--- Start RAW DATA ---

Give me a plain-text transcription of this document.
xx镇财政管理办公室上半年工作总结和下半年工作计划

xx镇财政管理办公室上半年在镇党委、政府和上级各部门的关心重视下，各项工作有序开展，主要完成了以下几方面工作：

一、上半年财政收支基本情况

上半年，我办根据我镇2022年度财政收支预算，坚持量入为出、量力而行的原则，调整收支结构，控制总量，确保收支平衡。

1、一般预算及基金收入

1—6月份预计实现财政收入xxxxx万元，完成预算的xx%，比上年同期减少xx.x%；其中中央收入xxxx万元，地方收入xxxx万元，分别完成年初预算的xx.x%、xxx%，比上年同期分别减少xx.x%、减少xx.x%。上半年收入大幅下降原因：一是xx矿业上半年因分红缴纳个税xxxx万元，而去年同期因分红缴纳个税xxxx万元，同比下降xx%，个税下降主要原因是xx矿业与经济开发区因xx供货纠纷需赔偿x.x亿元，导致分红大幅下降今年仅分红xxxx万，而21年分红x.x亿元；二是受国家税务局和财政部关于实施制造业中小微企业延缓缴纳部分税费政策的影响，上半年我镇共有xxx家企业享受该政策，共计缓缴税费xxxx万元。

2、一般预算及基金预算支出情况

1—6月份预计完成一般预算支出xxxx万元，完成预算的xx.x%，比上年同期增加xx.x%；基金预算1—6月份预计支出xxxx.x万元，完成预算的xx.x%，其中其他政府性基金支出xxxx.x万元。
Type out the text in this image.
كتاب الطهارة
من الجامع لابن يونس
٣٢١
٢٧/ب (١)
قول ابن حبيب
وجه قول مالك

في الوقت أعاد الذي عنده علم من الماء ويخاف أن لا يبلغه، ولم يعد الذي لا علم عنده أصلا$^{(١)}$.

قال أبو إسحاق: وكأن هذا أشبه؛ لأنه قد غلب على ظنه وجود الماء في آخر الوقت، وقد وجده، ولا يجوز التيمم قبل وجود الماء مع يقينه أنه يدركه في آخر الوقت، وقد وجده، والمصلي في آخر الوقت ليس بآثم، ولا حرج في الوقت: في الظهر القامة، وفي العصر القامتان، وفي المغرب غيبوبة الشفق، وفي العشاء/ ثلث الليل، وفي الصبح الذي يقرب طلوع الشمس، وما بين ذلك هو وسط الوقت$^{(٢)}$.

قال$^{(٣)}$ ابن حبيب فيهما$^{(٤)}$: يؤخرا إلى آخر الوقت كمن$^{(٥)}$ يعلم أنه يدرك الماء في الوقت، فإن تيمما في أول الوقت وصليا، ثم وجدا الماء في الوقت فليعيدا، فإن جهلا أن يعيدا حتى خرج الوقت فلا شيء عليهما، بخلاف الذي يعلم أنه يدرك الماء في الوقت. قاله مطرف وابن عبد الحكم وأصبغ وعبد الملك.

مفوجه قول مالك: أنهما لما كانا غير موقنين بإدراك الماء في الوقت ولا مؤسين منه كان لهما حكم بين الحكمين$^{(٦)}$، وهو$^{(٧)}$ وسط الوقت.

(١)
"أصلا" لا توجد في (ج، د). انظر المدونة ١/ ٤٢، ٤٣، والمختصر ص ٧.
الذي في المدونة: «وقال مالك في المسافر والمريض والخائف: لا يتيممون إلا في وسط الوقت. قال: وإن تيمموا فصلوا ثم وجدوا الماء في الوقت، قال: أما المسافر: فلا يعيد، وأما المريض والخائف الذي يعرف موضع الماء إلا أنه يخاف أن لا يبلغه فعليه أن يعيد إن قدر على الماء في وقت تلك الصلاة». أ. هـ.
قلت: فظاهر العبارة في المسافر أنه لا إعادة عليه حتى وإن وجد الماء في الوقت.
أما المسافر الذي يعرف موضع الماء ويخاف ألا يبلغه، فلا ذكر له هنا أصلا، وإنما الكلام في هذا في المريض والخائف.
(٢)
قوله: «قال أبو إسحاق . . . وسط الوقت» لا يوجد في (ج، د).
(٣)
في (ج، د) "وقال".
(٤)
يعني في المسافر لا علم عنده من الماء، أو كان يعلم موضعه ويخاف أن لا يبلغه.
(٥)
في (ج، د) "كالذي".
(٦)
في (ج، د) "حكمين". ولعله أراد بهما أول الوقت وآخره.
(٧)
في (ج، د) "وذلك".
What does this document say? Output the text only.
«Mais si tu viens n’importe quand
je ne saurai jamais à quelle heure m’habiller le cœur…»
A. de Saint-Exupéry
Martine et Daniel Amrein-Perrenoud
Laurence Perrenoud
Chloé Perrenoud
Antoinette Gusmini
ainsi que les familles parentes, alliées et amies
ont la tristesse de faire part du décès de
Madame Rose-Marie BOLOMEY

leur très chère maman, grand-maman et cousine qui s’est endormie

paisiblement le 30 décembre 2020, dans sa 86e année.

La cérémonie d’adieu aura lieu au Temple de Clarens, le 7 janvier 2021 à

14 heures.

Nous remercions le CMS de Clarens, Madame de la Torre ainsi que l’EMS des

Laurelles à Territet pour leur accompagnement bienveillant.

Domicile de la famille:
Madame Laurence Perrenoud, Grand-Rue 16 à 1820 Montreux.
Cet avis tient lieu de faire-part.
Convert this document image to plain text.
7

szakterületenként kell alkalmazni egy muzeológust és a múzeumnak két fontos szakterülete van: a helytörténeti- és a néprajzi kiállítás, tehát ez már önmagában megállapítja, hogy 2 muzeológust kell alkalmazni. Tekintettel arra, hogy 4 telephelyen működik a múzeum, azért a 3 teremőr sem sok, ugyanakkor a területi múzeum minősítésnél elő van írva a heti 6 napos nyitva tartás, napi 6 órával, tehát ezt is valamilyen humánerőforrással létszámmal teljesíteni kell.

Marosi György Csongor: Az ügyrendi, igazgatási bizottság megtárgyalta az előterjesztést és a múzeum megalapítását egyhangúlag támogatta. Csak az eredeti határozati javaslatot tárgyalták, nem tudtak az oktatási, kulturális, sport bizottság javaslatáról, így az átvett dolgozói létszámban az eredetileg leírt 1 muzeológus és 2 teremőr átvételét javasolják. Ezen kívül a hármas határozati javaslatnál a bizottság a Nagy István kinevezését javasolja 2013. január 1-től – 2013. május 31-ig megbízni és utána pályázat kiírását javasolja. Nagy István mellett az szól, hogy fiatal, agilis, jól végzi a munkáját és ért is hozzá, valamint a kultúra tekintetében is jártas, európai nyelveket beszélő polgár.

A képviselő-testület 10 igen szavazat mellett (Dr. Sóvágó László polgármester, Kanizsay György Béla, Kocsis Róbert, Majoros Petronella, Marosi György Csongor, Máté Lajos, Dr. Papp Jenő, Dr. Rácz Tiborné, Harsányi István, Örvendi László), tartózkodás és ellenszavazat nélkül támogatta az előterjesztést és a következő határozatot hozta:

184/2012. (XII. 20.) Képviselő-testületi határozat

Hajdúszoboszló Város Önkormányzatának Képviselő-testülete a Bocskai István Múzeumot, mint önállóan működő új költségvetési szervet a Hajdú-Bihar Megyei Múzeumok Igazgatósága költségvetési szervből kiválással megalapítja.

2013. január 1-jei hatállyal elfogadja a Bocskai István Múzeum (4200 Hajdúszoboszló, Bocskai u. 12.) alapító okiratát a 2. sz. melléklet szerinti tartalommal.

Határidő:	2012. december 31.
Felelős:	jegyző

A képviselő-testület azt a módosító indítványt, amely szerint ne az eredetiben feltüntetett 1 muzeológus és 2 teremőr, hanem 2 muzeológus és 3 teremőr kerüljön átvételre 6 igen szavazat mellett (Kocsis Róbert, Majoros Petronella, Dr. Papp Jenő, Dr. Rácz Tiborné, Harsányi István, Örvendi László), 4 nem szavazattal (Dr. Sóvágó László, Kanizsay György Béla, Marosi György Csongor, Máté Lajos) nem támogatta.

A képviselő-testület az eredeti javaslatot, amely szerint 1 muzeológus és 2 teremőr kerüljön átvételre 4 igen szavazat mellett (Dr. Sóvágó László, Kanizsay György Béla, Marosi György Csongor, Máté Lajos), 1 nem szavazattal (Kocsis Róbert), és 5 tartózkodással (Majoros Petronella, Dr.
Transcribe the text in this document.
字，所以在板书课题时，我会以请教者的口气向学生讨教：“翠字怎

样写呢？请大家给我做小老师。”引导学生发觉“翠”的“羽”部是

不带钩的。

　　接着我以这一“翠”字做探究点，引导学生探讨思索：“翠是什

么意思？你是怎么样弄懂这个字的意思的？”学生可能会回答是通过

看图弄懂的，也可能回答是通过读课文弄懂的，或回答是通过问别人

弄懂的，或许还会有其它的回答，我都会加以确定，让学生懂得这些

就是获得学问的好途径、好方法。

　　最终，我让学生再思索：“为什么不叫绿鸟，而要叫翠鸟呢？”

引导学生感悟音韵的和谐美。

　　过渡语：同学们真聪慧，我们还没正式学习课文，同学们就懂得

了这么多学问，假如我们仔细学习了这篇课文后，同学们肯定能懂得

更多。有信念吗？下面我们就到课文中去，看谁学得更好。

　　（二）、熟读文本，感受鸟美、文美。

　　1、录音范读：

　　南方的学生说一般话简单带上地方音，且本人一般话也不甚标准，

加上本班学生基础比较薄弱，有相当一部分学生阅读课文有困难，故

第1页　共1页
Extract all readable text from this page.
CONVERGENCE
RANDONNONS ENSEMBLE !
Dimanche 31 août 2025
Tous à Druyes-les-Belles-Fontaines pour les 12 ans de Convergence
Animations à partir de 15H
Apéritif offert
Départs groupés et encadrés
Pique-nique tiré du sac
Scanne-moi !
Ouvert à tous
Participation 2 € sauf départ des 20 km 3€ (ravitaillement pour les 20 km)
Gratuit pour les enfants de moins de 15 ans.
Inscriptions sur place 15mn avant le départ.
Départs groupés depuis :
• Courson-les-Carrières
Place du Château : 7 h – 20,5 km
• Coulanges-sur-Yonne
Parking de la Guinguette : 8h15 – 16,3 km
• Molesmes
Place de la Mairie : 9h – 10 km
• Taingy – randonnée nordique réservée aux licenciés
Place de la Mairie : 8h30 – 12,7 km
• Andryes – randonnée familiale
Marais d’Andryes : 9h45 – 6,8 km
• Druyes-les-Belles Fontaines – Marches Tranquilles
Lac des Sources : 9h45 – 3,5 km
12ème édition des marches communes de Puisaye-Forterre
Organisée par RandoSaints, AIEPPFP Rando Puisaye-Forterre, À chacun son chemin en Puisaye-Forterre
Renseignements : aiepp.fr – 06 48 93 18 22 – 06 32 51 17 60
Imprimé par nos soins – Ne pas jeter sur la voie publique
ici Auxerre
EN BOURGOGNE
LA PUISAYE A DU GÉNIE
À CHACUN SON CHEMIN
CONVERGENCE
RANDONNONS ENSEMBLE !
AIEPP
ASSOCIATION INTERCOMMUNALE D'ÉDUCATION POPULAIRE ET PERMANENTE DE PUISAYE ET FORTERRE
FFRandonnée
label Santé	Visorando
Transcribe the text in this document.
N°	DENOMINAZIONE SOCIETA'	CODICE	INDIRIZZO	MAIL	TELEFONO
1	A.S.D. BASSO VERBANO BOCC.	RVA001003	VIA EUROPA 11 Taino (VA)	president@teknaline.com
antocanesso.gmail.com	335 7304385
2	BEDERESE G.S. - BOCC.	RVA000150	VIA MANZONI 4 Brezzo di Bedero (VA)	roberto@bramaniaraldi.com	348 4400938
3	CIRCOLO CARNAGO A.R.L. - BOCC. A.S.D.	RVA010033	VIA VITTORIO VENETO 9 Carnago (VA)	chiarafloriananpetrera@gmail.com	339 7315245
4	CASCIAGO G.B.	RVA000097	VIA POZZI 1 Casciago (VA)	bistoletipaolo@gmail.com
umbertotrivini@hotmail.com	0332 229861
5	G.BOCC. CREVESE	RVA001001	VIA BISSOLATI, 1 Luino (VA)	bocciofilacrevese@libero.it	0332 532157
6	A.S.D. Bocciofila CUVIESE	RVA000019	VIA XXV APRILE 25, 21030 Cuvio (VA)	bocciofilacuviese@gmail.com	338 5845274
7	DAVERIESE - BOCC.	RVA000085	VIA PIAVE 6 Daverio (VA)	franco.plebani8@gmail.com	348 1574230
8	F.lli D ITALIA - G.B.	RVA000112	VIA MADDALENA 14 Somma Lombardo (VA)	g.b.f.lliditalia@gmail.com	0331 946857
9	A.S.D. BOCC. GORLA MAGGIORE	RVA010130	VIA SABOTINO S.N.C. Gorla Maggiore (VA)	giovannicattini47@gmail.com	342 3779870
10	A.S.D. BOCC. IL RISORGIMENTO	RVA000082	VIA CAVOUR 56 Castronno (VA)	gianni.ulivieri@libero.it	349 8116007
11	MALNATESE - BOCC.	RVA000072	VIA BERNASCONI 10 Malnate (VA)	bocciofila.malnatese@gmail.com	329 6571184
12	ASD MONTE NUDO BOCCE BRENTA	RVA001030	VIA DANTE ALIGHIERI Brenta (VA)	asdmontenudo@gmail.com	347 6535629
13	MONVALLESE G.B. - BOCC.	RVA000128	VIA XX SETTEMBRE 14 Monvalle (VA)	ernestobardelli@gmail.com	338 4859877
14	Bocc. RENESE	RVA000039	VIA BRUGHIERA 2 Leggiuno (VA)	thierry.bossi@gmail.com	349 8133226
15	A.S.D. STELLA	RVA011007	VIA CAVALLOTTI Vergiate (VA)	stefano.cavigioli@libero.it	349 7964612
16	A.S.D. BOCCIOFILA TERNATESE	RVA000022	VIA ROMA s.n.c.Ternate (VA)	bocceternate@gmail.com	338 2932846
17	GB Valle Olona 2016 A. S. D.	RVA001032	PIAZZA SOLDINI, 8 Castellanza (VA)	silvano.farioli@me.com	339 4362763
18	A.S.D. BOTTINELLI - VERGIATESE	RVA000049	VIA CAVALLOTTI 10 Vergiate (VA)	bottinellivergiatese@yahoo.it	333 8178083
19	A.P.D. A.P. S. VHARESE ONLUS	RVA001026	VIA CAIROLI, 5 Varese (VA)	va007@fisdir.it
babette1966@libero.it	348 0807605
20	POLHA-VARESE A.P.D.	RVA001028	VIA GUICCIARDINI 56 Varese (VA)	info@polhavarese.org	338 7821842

--- End RAW DATA ---

THE EXERCISE - Give only the number of lines in the entries above that contain the string "Fontaines".

SOLUTION TO THIS EXERCISE - 2